## DOCUMENT TEXT
Twitter, Facebook and Instagram are popular platforms to share what is happening in your life but it turns out that information is also subject to search by the police. Savvy police departments across Connecticut are now scanning those applications with your posts and pictures, in order to crack cases and solve crimes.
Branford Police Captain Geoff Morgan says social media has become one of the most useful tools in gathering evidence and identifying potential suspects in the last two years.
“We are able to connect with them and monitor their movements through unsecured websites and friend lists,” Morgan said. “If it's out there, law enforcement can certainly use it.”
Friend lists and followers reveal the best information for criminal investigations, because often users do not secure their privacy settings.
“Posting that on the internet allows me to see where you work, who you're friends with, who your social friends, who your work friends are and go along that line,” he said.
Captain Morgan deploys officers to sift through lists on Instagram, Twitter and Facebook to solve theft and drug crimes.
“We utilize a team of people called matrix officers,” Morgan explained.
These officers build undercover profiles, then ‘friend’ and interact with potential offenders who don’t seem to think twice about accepting a request from someone they have never met in person.
“We have a number of officers who are readily out there on accounts with other information or pseudonym names, or aliases, that collect a tremendous amount of intelligence from the [17-18 year old] age groups,” Morgan said. “[They] freely get invited into blogs and websites and will collect a lot of intelligence that way."
In Madison, the police department employs similar tactics. They also monitor suspects through LinkedIn, the popular professional networking site.
“They can join certain groups that are of concern to their profession and it opens up situations where you can have dialogue with other people,” Madison Police Commander John Rich told the NBC Connecticut Troubleshooters.
Rich adds that most social media users don’t seem to realize smart phones can reveal their exact whereabouts with a snap of a picture.
“Many of these smart phones or devices people are using, tablets and what not, which have a locator feature in them. So at times you can actually identify where a person is located when they're actually posting or logged onto a certain site,” Rich explained.

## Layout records
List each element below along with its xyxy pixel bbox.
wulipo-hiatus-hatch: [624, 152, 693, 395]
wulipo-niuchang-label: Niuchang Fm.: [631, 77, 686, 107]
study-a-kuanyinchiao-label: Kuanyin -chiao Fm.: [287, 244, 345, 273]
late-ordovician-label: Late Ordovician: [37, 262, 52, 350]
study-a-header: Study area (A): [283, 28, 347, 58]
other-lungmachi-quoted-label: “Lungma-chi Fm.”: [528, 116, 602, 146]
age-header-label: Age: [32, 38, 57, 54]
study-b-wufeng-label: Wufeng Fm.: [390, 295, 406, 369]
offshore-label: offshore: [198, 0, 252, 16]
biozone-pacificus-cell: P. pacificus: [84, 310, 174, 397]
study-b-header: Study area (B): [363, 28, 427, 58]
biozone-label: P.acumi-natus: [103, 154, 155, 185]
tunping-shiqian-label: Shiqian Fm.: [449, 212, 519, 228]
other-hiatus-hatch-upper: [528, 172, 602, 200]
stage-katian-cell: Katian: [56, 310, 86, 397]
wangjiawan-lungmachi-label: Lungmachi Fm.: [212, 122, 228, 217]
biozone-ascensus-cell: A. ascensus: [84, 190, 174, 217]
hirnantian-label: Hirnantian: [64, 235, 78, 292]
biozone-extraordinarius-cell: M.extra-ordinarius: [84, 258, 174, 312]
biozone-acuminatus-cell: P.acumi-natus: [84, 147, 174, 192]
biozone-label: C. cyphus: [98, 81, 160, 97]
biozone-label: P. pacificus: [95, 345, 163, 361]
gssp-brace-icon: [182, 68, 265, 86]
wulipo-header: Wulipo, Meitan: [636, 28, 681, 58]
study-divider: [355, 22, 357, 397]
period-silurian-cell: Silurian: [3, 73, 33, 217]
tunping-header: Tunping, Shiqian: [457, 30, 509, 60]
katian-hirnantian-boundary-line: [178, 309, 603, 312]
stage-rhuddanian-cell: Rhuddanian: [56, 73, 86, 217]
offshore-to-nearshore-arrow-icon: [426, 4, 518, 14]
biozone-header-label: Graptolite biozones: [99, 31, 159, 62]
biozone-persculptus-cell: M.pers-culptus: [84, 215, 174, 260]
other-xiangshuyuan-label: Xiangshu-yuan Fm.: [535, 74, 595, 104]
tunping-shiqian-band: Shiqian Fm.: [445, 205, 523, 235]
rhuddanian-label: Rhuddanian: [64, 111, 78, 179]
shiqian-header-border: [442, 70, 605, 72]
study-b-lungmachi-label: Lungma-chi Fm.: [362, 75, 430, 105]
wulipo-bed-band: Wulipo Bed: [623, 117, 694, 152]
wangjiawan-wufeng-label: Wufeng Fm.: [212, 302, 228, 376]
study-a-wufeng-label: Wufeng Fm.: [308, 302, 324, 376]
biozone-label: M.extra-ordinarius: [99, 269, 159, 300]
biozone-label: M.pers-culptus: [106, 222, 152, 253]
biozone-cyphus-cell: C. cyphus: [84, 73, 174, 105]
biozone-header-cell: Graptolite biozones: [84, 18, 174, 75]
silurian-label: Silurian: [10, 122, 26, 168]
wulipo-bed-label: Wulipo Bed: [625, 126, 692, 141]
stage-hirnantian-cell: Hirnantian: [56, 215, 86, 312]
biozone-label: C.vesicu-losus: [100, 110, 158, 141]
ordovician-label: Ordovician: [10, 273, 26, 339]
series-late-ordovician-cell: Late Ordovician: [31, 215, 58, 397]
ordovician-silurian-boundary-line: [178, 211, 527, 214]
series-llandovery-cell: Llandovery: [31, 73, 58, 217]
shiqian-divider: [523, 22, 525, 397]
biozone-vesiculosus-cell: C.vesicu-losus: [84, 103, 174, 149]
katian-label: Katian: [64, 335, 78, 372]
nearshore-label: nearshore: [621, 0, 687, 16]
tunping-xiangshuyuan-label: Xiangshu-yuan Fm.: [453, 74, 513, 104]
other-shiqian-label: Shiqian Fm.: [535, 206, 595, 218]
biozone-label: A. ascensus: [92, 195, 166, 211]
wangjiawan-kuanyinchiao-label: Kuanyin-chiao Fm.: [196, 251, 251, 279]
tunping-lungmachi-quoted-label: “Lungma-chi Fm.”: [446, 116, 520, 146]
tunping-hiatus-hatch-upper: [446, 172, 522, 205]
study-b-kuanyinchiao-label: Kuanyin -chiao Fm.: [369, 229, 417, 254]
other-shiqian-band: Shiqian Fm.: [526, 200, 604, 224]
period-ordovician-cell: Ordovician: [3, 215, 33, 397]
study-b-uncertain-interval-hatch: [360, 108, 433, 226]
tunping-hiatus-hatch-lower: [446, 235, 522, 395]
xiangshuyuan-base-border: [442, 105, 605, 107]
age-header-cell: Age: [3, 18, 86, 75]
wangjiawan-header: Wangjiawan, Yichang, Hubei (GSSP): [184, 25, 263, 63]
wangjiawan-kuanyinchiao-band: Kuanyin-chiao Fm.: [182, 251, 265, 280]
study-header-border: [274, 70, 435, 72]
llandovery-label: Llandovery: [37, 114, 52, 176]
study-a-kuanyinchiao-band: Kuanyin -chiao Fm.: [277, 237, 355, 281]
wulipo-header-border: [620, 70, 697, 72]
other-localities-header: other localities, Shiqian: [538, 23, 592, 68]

## BRIEF
Continue the article about Connecticut police using social media in investigations, starting immediately after its final sentence.

## RESULT OF THE EXERCISE
The 4th Amendment of the Constitution prohibits unreasonable searches or police hacking into your accounts but once you start publishing content on any platform, your rights decrease dramatically.
UConn Law School professor Rich Kay explains once you post content online, your waive many of your rights because the information – no matter your privacy settings – becomes accessible by association. This means it becomes largely public.
“Right now you take your chances when you put something on the internet,” Kay told NBC Connecticut. “As constitutional law now stands, I would think that anything that's voluntarily uttered in a public space is available to private individuals and the state to gather, so there's no constitutional protection there.”
While the police take advantage of everything they find on social media, they want members of the community to know that criminals do too.
“People should not be posting when they're going on vacation, when they're leaving, when they're away from home, when they intend to go to ball games, those types of things,” Captain Morgan warned. “It leaves [you] open to criminal activity, [for criminals to] monitor movement and commit a burglary.”
According to Branford Police, their officers must obtain official approval to establish pseudonym accounts online to monitor criminal activity. Branford Police also utilize an official Twitter account to publicly disseminate important information for the community, such as crime reports, safety warnings and town services during inclement of weather.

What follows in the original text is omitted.